● **TASK BRIEF**:
Omit every picture and return the rest of the data unaltered.

——

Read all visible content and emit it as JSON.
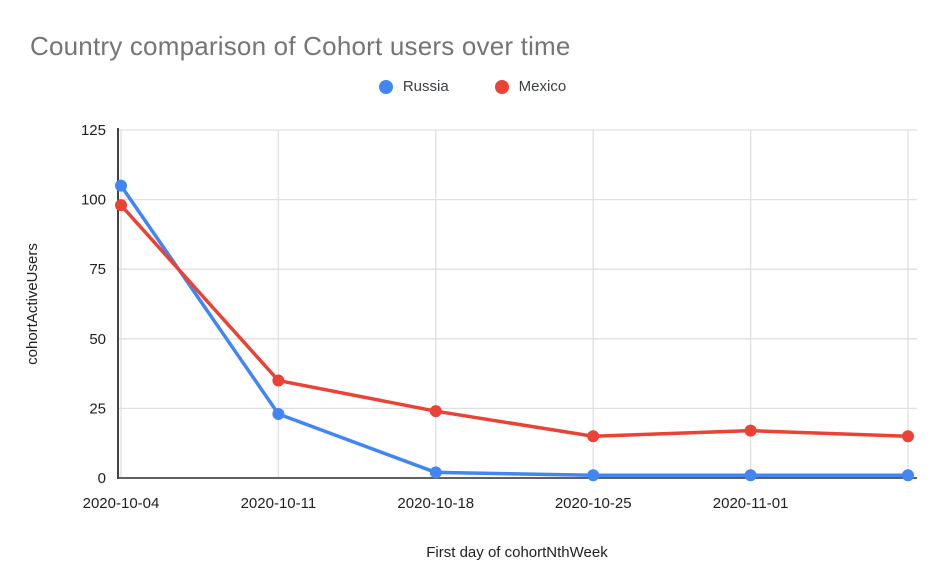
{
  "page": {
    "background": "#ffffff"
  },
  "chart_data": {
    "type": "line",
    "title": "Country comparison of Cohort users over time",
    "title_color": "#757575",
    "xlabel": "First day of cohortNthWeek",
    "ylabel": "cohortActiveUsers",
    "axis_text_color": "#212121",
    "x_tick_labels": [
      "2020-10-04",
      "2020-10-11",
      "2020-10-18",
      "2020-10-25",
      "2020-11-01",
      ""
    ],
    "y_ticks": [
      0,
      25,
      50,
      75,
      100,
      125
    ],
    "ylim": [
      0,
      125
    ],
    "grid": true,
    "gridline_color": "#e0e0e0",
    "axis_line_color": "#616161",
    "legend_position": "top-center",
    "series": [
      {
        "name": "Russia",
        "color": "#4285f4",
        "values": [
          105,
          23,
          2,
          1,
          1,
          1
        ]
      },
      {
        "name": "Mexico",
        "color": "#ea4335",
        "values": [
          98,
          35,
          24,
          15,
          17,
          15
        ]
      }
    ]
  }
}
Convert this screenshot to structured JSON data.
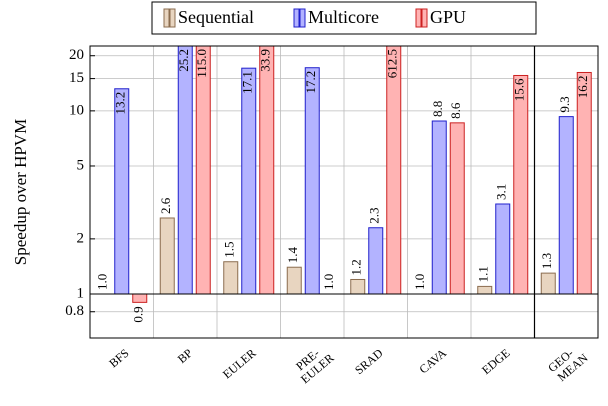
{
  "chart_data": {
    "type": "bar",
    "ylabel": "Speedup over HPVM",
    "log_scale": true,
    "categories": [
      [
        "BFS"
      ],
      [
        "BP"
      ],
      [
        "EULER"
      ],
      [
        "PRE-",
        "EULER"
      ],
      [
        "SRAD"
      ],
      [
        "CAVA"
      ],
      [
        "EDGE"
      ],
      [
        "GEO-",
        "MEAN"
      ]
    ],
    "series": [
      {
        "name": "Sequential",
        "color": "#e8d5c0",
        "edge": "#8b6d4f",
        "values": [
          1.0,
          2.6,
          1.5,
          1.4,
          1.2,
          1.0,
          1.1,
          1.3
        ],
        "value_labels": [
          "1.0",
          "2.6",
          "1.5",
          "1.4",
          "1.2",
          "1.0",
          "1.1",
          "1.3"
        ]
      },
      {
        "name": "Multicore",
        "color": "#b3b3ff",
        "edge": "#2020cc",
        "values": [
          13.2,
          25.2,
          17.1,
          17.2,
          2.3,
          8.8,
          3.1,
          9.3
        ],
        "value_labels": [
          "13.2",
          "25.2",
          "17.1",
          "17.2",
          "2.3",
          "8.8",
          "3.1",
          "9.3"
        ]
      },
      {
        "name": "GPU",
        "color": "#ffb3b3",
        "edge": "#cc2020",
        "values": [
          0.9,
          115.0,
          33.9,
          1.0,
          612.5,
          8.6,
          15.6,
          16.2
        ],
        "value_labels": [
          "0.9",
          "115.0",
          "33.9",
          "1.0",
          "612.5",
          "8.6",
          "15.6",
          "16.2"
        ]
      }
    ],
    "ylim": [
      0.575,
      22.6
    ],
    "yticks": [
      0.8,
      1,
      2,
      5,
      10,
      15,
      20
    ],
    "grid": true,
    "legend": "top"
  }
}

——

● **ANSWER TO THE TASK**:
Read all visible content and emit it as JSON.
{
  "page": {
    "background": "#ffffff"
  },
  "chart_data": {
    "type": "line",
    "title": "Country comparison of Cohort users over time",
    "title_color": "#757575",
    "xlabel": "First day of cohortNthWeek",
    "ylabel": "cohortActiveUsers",
    "axis_text_color": "#212121",
    "x_tick_labels": [
      "2020-10-04",
      "2020-10-11",
      "2020-10-18",
      "2020-10-25",
      "2020-11-01",
      ""
    ],
    "y_ticks": [
      0,
      25,
      50,
      75,
      100,
      125
    ],
    "ylim": [
      0,
      125
    ],
    "grid": true,
    "gridline_color": "#e0e0e0",
    "axis_line_color": "#616161",
    "legend_position": "top-center",
    "series": [
      {
        "name": "Russia",
        "color": "#4285f4",
        "values": [
          105,
          23,
          2,
          1,
          1,
          1
        ]
      },
      {
        "name": "Mexico",
        "color": "#ea4335",
        "values": [
          98,
          35,
          24,
          15,
          17,
          15
        ]
      }
    ]
  }
}
Convert this screenshot to structured JSON data.
{
  "chart_data": {
    "type": "bar",
    "ylabel": "Speedup over HPVM",
    "log_scale": true,
    "categories": [
      [
        "BFS"
      ],
      [
        "BP"
      ],
      [
        "EULER"
      ],
      [
        "PRE-",
        "EULER"
      ],
      [
        "SRAD"
      ],
      [
        "CAVA"
      ],
      [
        "EDGE"
      ],
      [
        "GEO-",
        "MEAN"
      ]
    ],
    "series": [
      {
        "name": "Sequential",
        "color": "#e8d5c0",
        "edge": "#8b6d4f",
        "values": [
          1.0,
          2.6,
          1.5,
          1.4,
          1.2,
          1.0,
          1.1,
          1.3
        ],
        "value_labels": [
          "1.0",
          "2.6",
          "1.5",
          "1.4",
          "1.2",
          "1.0",
          "1.1",
          "1.3"
        ]
      },
      {
        "name": "Multicore",
        "color": "#b3b3ff",
        "edge": "#2020cc",
        "values": [
          13.2,
          25.2,
          17.1,
          17.2,
          2.3,
          8.8,
          3.1,
          9.3
        ],
        "value_labels": [
          "13.2",
          "25.2",
          "17.1",
          "17.2",
          "2.3",
          "8.8",
          "3.1",
          "9.3"
        ]
      },
      {
        "name": "GPU",
        "color": "#ffb3b3",
        "edge": "#cc2020",
        "values": [
          0.9,
          115.0,
          33.9,
          1.0,
          612.5,
          8.6,
          15.6,
          16.2
        ],
        "value_labels": [
          "0.9",
          "115.0",
          "33.9",
          "1.0",
          "612.5",
          "8.6",
          "15.6",
          "16.2"
        ]
      }
    ],
    "ylim": [
      0.575,
      22.6
    ],
    "yticks": [
      0.8,
      1,
      2,
      5,
      10,
      15,
      20
    ],
    "grid": true,
    "legend": "top"
  }
}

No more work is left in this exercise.